** WHAT THIS TASK INVOLVES **
Copy the records below exactly as they appear.

** PROVIDED DATA **

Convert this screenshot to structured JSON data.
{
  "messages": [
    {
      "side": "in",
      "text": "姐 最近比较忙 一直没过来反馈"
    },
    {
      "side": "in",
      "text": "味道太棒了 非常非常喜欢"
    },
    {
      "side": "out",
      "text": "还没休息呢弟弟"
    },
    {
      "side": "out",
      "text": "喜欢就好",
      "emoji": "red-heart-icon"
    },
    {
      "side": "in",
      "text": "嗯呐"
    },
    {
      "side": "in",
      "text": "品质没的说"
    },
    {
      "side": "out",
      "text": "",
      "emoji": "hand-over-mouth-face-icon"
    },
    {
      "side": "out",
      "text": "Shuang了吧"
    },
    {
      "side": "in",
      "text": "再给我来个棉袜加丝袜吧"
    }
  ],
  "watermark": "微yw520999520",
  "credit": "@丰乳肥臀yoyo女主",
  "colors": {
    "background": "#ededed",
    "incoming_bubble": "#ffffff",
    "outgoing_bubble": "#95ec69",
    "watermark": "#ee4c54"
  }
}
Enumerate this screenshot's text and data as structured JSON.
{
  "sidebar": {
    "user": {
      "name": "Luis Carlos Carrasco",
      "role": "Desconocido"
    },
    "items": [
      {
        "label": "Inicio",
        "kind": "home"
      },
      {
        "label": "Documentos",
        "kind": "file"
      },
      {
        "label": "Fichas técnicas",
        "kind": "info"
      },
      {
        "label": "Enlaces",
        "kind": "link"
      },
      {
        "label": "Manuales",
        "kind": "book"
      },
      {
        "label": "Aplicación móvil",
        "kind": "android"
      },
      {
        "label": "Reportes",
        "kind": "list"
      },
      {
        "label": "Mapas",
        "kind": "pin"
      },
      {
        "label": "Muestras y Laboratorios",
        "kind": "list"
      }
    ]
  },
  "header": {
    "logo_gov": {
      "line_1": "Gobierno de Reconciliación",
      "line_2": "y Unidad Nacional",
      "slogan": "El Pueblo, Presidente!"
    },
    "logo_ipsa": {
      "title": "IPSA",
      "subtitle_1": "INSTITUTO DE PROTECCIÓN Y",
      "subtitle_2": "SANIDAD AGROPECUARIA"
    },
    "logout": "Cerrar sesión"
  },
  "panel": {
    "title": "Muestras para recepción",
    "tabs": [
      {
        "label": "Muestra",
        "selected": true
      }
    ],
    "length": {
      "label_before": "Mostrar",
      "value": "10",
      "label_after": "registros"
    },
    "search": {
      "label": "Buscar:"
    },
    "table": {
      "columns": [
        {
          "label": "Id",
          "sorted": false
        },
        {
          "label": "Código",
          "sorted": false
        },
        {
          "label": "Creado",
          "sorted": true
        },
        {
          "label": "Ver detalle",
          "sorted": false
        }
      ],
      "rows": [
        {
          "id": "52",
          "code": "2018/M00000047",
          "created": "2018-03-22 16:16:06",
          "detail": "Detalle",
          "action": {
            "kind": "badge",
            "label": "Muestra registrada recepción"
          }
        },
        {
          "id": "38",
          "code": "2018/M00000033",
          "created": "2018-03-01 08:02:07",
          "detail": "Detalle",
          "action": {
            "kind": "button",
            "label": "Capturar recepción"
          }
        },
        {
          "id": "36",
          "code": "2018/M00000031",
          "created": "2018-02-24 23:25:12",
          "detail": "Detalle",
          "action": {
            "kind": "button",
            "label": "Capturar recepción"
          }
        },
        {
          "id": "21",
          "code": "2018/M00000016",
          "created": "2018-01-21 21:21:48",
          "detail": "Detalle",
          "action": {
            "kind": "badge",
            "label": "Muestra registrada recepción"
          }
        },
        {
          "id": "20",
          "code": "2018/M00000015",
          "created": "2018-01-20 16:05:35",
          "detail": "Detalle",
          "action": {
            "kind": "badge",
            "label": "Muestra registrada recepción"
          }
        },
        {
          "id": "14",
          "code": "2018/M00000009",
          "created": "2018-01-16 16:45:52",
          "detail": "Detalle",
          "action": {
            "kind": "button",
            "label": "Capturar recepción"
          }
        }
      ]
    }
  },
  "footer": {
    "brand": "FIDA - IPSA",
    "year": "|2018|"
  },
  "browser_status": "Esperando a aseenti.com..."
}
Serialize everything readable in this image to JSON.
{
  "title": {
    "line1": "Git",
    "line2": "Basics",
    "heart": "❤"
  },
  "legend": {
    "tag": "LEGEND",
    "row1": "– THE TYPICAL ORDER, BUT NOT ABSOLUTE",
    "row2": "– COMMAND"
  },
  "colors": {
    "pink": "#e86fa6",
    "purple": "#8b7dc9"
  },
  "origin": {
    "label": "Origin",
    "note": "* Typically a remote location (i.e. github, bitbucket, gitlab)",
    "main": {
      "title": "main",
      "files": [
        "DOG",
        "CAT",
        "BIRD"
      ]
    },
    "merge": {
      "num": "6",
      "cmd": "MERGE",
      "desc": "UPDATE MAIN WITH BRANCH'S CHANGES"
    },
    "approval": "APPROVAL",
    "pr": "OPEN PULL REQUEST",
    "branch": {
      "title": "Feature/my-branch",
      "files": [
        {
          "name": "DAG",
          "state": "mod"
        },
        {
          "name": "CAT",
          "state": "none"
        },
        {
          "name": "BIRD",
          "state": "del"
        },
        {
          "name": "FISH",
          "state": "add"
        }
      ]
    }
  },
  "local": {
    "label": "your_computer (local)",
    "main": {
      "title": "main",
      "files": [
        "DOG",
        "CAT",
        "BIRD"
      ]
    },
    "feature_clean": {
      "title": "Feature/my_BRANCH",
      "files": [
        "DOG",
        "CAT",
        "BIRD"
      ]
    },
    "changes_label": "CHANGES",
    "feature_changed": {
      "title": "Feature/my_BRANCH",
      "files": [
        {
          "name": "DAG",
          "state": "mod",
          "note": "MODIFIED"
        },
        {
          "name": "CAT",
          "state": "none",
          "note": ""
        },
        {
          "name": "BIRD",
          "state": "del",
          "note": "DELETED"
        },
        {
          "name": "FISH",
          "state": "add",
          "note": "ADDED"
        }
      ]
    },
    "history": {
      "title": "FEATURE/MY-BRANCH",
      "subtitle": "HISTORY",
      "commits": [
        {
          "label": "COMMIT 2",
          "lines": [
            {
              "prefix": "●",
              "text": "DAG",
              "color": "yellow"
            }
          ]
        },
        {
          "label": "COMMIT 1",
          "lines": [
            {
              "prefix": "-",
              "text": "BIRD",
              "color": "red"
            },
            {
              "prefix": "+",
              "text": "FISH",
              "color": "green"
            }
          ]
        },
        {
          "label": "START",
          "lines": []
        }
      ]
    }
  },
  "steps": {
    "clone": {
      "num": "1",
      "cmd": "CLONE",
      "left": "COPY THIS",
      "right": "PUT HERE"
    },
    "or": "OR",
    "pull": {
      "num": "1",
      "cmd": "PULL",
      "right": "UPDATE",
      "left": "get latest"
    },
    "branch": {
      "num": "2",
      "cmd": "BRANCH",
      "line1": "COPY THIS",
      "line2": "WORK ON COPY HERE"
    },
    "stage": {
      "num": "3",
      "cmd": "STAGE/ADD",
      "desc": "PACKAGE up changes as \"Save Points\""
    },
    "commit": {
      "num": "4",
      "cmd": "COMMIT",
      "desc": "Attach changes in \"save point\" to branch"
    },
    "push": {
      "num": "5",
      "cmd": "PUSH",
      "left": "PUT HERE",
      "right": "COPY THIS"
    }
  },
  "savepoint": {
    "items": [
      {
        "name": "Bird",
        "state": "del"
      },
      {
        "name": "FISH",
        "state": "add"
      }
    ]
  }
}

** RESPONSE TO THIS EXERCISE **
Convert this screenshot to structured JSON data.
{
  "messages": [
    {
      "side": "in",
      "text": "姐 最近比较忙 一直没过来反馈"
    },
    {
      "side": "in",
      "text": "味道太棒了 非常非常喜欢"
    },
    {
      "side": "out",
      "text": "还没休息呢弟弟"
    },
    {
      "side": "out",
      "text": "喜欢就好",
      "emoji": "red-heart-icon"
    },
    {
      "side": "in",
      "text": "嗯呐"
    },
    {
      "side": "in",
      "text": "品质没的说"
    },
    {
      "side": "out",
      "text": "",
      "emoji": "hand-over-mouth-face-icon"
    },
    {
      "side": "out",
      "text": "Shuang了吧"
    },
    {
      "side": "in",
      "text": "再给我来个棉袜加丝袜吧"
    }
  ],
  "watermark": "微yw520999520",
  "credit": "@丰乳肥臀yoyo女主",
  "colors": {
    "background": "#ededed",
    "incoming_bubble": "#ffffff",
    "outgoing_bubble": "#95ec69",
    "watermark": "#ee4c54"
  }
}
Enumerate this screenshot's text and data as structured JSON.
{
  "sidebar": {
    "user": {
      "name": "Luis Carlos Carrasco",
      "role": "Desconocido"
    },
    "items": [
      {
        "label": "Inicio",
        "kind": "home"
      },
      {
        "label": "Documentos",
        "kind": "file"
      },
      {
        "label": "Fichas técnicas",
        "kind": "info"
      },
      {
        "label": "Enlaces",
        "kind": "link"
      },
      {
        "label": "Manuales",
        "kind": "book"
      },
      {
        "label": "Aplicación móvil",
        "kind": "android"
      },
      {
        "label": "Reportes",
        "kind": "list"
      },
      {
        "label": "Mapas",
        "kind": "pin"
      },
      {
        "label": "Muestras y Laboratorios",
        "kind": "list"
      }
    ]
  },
  "header": {
    "logo_gov": {
      "line_1": "Gobierno de Reconciliación",
      "line_2": "y Unidad Nacional",
      "slogan": "El Pueblo, Presidente!"
    },
    "logo_ipsa": {
      "title": "IPSA",
      "subtitle_1": "INSTITUTO DE PROTECCIÓN Y",
      "subtitle_2": "SANIDAD AGROPECUARIA"
    },
    "logout": "Cerrar sesión"
  },
  "panel": {
    "title": "Muestras para recepción",
    "tabs": [
      {
        "label": "Muestra",
        "selected": true
      }
    ],
    "length": {
      "label_before": "Mostrar",
      "value": "10",
      "label_after": "registros"
    },
    "search": {
      "label": "Buscar:"
    },
    "table": {
      "columns": [
        {
          "label": "Id",
          "sorted": false
        },
        {
          "label": "Código",
          "sorted": false
        },
        {
          "label": "Creado",
          "sorted": true
        },
        {
          "label": "Ver detalle",
          "sorted": false
        }
      ],
      "rows": [
        {
          "id": "52",
          "code": "2018/M00000047",
          "created": "2018-03-22 16:16:06",
          "detail": "Detalle",
          "action": {
            "kind": "badge",
            "label": "Muestra registrada recepción"
          }
        },
        {
          "id": "38",
          "code": "2018/M00000033",
          "created": "2018-03-01 08:02:07",
          "detail": "Detalle",
          "action": {
            "kind": "button",
            "label": "Capturar recepción"
          }
        },
        {
          "id": "36",
          "code": "2018/M00000031",
          "created": "2018-02-24 23:25:12",
          "detail": "Detalle",
          "action": {
            "kind": "button",
            "label": "Capturar recepción"
          }
        },
        {
          "id": "21",
          "code": "2018/M00000016",
          "created": "2018-01-21 21:21:48",
          "detail": "Detalle",
          "action": {
            "kind": "badge",
            "label": "Muestra registrada recepción"
          }
        },
        {
          "id": "20",
          "code": "2018/M00000015",
          "created": "2018-01-20 16:05:35",
          "detail": "Detalle",
          "action": {
            "kind": "badge",
            "label": "Muestra registrada recepción"
          }
        },
        {
          "id": "14",
          "code": "2018/M00000009",
          "created": "2018-01-16 16:45:52",
          "detail": "Detalle",
          "action": {
            "kind": "button",
            "label": "Capturar recepción"
          }
        }
      ]
    }
  },
  "footer": {
    "brand": "FIDA - IPSA",
    "year": "|2018|"
  },
  "browser_status": "Esperando a aseenti.com..."
}
Serialize everything readable in this image to JSON.
{
  "title": {
    "line1": "Git",
    "line2": "Basics",
    "heart": "❤"
  },
  "legend": {
    "tag": "LEGEND",
    "row1": "– THE TYPICAL ORDER, BUT NOT ABSOLUTE",
    "row2": "– COMMAND"
  },
  "colors": {
    "pink": "#e86fa6",
    "purple": "#8b7dc9"
  },
  "origin": {
    "label": "Origin",
    "note": "* Typically a remote location (i.e. github, bitbucket, gitlab)",
    "main": {
      "title": "main",
      "files": [
        "DOG",
        "CAT",
        "BIRD"
      ]
    },
    "merge": {
      "num": "6",
      "cmd": "MERGE",
      "desc": "UPDATE MAIN WITH BRANCH'S CHANGES"
    },
    "approval": "APPROVAL",
    "pr": "OPEN PULL REQUEST",
    "branch": {
      "title": "Feature/my-branch",
      "files": [
        {
          "name": "DAG",
          "state": "mod"
        },
        {
          "name": "CAT",
          "state": "none"
        },
        {
          "name": "BIRD",
          "state": "del"
        },
        {
          "name": "FISH",
          "state": "add"
        }
      ]
    }
  },
  "local": {
    "label": "your_computer (local)",
    "main": {
      "title": "main",
      "files": [
        "DOG",
        "CAT",
        "BIRD"
      ]
    },
    "feature_clean": {
      "title": "Feature/my_BRANCH",
      "files": [
        "DOG",
        "CAT",
        "BIRD"
      ]
    },
    "changes_label": "CHANGES",
    "feature_changed": {
      "title": "Feature/my_BRANCH",
      "files": [
        {
          "name": "DAG",
          "state": "mod",
          "note": "MODIFIED"
        },
        {
          "name": "CAT",
          "state": "none",
          "note": ""
        },
        {
          "name": "BIRD",
          "state": "del",
          "note": "DELETED"
        },
        {
          "name": "FISH",
          "state": "add",
          "note": "ADDED"
        }
      ]
    },
    "history": {
      "title": "FEATURE/MY-BRANCH",
      "subtitle": "HISTORY",
      "commits": [
        {
          "label": "COMMIT 2",
          "lines": [
            {
              "prefix": "●",
              "text": "DAG",
              "color": "yellow"
            }
          ]
        },
        {
          "label": "COMMIT 1",
          "lines": [
            {
              "prefix": "-",
              "text": "BIRD",
              "color": "red"
            },
            {
              "prefix": "+",
              "text": "FISH",
              "color": "green"
            }
          ]
        },
        {
          "label": "START",
          "lines": []
        }
      ]
    }
  },
  "steps": {
    "clone": {
      "num": "1",
      "cmd": "CLONE",
      "left": "COPY THIS",
      "right": "PUT HERE"
    },
    "or": "OR",
    "pull": {
      "num": "1",
      "cmd": "PULL",
      "right": "UPDATE",
      "left": "get latest"
    },
    "branch": {
      "num": "2",
      "cmd": "BRANCH",
      "line1": "COPY THIS",
      "line2": "WORK ON COPY HERE"
    },
    "stage": {
      "num": "3",
      "cmd": "STAGE/ADD",
      "desc": "PACKAGE up changes as \"Save Points\""
    },
    "commit": {
      "num": "4",
      "cmd": "COMMIT",
      "desc": "Attach changes in \"save point\" to branch"
    },
    "push": {
      "num": "5",
      "cmd": "PUSH",
      "left": "PUT HERE",
      "right": "COPY THIS"
    }
  },
  "savepoint": {
    "items": [
      {
        "name": "Bird",
        "state": "del"
      },
      {
        "name": "FISH",
        "state": "add"
      }
    ]
  }
}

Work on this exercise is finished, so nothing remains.